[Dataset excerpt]
:::
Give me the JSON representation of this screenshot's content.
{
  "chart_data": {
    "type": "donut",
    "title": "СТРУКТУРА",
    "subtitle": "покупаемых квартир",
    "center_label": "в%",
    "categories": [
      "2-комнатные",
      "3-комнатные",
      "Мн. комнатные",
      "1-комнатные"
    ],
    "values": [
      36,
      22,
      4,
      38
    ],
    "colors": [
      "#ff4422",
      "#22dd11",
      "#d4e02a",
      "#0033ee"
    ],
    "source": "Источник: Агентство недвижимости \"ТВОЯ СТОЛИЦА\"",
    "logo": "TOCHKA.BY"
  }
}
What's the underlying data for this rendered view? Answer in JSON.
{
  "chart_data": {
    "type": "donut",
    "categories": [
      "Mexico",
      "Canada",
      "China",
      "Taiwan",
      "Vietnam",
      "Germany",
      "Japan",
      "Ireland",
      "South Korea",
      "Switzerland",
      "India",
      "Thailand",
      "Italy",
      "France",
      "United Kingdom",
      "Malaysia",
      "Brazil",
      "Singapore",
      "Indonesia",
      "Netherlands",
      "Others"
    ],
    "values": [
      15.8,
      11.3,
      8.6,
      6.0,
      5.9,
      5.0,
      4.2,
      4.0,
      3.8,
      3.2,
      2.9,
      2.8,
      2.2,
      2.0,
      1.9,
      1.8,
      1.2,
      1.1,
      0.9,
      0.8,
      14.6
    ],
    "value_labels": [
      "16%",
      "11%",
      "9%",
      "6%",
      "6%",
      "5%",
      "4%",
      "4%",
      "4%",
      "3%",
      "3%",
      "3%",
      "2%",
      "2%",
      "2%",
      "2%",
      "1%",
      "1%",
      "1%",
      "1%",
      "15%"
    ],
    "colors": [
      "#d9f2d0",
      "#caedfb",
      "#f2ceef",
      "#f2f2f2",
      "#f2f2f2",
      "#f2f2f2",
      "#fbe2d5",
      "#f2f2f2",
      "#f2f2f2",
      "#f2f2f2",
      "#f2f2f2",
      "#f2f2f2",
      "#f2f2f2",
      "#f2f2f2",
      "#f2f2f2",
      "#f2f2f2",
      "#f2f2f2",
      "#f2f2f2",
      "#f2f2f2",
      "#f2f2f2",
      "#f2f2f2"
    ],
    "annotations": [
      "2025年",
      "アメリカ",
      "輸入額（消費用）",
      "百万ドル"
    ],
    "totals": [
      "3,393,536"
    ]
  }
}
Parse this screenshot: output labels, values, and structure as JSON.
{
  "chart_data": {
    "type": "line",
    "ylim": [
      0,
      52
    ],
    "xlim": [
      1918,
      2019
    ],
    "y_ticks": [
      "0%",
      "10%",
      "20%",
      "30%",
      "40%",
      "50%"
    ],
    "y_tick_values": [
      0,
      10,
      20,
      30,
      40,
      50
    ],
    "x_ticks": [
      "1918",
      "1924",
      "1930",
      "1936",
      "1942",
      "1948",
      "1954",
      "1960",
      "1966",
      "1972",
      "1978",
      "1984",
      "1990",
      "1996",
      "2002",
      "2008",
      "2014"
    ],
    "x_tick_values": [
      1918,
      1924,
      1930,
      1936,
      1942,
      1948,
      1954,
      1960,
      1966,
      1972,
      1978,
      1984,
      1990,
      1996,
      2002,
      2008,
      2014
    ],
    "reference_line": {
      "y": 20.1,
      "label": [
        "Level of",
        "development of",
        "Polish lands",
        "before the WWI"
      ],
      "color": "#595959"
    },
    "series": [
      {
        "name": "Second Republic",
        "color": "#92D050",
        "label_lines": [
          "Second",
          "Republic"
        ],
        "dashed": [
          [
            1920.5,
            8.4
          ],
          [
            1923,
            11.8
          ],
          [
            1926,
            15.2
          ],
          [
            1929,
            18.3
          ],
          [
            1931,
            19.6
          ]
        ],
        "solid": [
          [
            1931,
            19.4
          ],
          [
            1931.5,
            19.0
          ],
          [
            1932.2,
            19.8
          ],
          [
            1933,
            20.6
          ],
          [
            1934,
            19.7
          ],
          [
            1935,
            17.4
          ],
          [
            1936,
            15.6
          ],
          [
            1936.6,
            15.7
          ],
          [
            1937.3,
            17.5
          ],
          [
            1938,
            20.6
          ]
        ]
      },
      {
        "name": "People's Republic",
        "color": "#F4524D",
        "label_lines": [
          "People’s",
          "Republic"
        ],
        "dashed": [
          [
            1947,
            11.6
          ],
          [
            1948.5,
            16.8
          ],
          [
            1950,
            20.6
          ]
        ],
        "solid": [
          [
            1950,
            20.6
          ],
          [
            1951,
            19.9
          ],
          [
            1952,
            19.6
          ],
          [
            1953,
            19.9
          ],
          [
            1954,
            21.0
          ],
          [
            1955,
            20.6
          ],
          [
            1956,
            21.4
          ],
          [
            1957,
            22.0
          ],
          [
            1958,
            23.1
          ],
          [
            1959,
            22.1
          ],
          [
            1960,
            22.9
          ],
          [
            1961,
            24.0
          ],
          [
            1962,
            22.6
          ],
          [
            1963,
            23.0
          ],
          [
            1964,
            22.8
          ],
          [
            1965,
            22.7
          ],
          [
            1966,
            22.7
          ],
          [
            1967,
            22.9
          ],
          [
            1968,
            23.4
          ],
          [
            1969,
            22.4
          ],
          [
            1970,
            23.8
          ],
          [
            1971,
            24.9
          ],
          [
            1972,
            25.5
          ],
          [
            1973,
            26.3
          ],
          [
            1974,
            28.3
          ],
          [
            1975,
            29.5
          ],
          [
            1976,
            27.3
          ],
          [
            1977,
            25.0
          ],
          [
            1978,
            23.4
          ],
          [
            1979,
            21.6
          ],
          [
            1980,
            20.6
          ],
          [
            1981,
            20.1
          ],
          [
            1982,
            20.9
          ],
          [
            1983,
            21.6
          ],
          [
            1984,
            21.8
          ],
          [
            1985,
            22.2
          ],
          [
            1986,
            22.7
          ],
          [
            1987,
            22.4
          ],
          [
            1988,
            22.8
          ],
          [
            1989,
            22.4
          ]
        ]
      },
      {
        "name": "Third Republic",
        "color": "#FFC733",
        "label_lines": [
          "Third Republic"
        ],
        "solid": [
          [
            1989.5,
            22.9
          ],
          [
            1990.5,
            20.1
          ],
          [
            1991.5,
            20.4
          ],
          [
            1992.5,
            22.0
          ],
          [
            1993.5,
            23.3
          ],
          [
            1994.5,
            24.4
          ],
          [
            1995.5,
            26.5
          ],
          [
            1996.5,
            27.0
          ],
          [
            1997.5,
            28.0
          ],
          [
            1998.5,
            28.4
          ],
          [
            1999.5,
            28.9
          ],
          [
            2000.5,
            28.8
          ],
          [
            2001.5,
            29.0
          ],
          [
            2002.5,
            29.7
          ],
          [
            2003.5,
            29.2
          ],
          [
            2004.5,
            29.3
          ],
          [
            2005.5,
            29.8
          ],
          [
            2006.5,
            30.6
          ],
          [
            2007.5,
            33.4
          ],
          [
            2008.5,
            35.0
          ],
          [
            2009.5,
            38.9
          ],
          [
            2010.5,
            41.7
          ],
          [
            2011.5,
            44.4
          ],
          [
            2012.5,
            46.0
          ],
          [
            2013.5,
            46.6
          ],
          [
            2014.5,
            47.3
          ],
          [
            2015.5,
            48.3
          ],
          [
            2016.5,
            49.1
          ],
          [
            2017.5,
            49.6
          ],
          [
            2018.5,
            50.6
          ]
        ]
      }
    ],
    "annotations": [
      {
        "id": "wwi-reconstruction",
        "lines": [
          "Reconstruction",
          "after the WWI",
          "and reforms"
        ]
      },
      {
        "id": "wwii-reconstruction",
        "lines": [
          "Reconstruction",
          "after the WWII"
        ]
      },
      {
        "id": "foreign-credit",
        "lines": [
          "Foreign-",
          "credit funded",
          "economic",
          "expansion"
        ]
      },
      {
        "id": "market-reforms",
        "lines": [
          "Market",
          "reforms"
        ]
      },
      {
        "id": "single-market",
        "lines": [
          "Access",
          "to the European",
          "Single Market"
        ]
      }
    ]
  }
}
:::
### What you will do
Using the listing above, return all lines where the word "reforms" occurs.

### Finished answer
          "and reforms"
        "id": "market-reforms",
          "reforms"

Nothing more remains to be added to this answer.